- **OBJECTIVE**:
Lines containing "арналған" are to be counted. Give the number and nothing more.

──────── EXTRACTED DATA ────────

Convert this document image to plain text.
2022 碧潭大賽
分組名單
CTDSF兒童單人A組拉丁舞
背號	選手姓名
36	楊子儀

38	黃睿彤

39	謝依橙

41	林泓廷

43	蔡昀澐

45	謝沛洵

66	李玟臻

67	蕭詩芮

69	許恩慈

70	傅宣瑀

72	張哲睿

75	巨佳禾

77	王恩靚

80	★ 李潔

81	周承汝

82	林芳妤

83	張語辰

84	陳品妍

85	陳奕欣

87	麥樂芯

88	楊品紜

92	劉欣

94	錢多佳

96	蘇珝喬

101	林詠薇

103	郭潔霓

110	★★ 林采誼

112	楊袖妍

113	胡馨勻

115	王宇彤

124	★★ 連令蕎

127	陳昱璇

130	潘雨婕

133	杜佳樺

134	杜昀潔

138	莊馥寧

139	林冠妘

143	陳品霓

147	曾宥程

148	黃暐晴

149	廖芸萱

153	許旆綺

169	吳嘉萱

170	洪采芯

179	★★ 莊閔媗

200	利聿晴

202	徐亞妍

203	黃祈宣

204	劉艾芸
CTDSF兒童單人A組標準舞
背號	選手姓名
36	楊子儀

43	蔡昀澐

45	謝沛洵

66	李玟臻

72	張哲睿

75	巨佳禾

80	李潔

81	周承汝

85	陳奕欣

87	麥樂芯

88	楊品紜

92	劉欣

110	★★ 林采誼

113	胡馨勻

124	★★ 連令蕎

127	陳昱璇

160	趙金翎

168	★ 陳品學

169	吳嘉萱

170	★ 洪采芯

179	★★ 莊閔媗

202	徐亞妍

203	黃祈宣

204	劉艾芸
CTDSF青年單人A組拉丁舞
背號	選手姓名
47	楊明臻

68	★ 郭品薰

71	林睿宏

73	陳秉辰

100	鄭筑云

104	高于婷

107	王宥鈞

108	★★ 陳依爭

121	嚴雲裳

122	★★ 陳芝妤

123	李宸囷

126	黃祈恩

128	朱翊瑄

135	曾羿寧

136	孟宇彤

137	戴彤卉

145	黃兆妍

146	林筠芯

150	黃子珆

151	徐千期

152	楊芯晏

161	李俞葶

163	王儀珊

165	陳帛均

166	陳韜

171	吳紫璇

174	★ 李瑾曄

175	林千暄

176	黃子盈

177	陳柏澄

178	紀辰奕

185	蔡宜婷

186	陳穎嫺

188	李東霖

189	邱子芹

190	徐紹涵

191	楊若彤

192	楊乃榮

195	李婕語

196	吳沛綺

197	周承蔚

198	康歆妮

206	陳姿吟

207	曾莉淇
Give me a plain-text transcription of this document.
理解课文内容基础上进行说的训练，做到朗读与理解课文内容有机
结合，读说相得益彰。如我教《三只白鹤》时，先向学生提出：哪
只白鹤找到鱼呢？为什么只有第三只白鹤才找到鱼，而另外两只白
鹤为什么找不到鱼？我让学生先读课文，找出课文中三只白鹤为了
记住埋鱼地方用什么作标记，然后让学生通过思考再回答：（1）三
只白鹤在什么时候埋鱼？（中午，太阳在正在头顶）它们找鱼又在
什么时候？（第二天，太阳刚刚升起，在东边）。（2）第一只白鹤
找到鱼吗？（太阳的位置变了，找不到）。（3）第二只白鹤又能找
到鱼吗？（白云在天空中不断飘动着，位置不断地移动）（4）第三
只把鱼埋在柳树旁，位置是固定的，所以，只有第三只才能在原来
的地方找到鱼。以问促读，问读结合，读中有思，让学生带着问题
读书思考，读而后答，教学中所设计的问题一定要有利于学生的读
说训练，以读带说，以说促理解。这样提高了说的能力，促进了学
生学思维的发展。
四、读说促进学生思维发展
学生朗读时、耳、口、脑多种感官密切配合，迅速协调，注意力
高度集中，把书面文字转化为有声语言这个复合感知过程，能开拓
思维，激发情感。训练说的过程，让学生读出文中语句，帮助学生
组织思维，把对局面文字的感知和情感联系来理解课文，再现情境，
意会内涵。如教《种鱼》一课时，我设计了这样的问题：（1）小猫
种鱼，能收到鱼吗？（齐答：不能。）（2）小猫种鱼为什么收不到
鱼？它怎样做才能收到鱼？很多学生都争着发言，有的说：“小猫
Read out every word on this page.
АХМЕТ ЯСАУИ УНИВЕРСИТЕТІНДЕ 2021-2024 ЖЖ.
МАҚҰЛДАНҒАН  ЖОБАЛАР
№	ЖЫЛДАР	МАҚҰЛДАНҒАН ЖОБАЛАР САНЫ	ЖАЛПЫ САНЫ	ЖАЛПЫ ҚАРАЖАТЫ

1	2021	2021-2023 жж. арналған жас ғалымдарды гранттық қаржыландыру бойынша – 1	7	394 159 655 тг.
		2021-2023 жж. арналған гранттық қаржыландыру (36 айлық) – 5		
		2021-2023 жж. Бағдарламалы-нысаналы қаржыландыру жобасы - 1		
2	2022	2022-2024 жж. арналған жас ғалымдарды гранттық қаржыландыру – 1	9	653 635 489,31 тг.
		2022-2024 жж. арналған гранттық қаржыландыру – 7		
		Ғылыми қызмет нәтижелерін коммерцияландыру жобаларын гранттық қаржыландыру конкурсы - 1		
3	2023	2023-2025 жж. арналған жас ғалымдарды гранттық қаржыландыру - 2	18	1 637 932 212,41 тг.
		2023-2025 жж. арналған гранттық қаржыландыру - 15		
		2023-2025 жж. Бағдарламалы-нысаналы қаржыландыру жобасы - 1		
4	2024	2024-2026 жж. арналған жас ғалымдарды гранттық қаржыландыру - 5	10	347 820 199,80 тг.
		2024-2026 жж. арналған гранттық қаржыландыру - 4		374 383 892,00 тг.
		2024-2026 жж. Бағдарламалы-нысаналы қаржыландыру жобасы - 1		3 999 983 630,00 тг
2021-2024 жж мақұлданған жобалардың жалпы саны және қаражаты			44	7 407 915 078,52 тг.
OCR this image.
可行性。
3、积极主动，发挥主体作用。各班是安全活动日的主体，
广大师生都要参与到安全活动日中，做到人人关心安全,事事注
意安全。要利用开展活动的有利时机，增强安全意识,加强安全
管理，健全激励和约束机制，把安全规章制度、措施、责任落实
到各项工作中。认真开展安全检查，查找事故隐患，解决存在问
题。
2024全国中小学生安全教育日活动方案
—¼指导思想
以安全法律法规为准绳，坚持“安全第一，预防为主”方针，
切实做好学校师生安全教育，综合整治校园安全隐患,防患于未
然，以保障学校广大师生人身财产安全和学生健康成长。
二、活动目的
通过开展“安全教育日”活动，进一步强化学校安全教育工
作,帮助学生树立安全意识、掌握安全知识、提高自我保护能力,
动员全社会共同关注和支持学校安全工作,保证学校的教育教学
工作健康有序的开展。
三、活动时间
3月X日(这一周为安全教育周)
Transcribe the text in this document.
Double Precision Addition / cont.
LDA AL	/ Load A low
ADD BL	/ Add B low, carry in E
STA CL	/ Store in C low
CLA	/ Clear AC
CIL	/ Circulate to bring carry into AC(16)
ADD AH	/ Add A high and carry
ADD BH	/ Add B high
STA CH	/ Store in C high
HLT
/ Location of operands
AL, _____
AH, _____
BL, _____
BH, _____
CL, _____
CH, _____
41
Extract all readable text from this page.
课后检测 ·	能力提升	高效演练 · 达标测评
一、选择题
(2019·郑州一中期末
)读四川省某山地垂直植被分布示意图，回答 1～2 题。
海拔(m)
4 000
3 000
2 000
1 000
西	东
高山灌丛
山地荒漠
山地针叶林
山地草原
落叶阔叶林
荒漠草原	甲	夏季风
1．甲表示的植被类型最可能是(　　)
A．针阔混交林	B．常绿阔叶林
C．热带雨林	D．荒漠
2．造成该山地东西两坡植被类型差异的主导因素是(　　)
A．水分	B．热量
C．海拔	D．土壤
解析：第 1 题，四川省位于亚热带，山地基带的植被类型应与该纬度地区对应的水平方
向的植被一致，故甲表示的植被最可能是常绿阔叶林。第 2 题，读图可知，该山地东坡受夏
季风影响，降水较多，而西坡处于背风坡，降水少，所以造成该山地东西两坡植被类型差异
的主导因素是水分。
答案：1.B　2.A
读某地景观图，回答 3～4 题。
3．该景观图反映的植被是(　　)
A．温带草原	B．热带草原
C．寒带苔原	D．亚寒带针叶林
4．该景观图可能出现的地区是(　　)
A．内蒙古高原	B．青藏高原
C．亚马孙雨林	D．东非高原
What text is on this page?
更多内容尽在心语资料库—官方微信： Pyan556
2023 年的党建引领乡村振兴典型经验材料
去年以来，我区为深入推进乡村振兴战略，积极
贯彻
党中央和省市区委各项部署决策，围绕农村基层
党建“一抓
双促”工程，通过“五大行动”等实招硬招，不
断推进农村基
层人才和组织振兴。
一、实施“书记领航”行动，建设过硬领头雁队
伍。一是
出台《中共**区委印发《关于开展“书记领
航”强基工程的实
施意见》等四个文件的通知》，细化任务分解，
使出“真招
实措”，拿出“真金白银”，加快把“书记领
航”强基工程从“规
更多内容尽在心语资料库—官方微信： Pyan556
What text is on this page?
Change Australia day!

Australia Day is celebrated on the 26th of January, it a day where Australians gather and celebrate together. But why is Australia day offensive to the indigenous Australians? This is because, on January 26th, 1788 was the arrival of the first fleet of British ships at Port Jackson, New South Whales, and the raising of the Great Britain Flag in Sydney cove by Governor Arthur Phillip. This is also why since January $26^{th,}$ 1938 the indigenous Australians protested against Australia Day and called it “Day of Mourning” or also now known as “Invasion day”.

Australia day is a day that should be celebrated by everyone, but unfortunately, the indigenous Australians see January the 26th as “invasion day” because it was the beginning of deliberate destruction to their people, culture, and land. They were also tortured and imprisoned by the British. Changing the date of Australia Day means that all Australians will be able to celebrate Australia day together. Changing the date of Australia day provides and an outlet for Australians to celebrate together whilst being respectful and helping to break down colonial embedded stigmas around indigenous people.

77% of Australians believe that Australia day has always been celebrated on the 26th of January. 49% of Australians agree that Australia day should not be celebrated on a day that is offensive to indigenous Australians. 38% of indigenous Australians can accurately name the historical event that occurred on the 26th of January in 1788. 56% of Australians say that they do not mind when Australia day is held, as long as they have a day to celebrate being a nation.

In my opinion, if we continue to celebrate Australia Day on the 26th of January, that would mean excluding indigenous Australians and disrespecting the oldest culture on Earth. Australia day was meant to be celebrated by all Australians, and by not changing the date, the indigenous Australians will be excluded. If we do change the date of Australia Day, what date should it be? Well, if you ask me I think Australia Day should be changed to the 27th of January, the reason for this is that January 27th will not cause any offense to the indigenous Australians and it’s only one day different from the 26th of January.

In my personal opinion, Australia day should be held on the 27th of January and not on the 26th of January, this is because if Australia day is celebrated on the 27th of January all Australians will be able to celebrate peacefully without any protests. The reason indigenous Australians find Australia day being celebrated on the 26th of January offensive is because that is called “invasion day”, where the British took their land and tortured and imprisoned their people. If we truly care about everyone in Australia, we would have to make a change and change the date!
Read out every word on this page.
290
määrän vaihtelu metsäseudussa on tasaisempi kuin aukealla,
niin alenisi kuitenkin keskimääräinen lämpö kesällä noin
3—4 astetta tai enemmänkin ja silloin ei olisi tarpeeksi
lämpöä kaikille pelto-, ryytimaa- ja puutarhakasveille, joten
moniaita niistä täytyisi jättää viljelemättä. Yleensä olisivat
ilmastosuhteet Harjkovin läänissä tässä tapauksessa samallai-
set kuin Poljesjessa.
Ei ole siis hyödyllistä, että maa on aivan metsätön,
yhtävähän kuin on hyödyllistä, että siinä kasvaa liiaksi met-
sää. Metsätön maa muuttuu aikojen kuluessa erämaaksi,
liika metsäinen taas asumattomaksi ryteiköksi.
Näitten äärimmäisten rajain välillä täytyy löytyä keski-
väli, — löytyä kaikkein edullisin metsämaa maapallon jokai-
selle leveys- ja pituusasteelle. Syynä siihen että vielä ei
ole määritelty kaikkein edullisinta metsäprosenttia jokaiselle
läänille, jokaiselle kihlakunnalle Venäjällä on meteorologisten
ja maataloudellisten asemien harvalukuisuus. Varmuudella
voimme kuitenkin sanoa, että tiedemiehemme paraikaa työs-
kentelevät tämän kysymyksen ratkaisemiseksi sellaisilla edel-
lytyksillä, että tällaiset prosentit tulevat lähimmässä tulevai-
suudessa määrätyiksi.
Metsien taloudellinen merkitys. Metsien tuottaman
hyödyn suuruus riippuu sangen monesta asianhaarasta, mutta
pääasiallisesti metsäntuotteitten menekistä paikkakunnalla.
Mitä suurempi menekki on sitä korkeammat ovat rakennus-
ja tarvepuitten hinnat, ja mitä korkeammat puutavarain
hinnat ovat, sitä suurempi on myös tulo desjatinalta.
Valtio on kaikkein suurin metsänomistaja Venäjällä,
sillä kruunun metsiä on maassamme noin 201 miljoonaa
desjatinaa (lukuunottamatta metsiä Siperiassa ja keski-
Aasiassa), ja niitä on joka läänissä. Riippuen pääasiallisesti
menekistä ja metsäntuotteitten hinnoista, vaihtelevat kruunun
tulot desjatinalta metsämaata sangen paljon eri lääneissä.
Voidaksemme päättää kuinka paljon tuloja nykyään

────────

- **WRITTEN ANSWER**:
8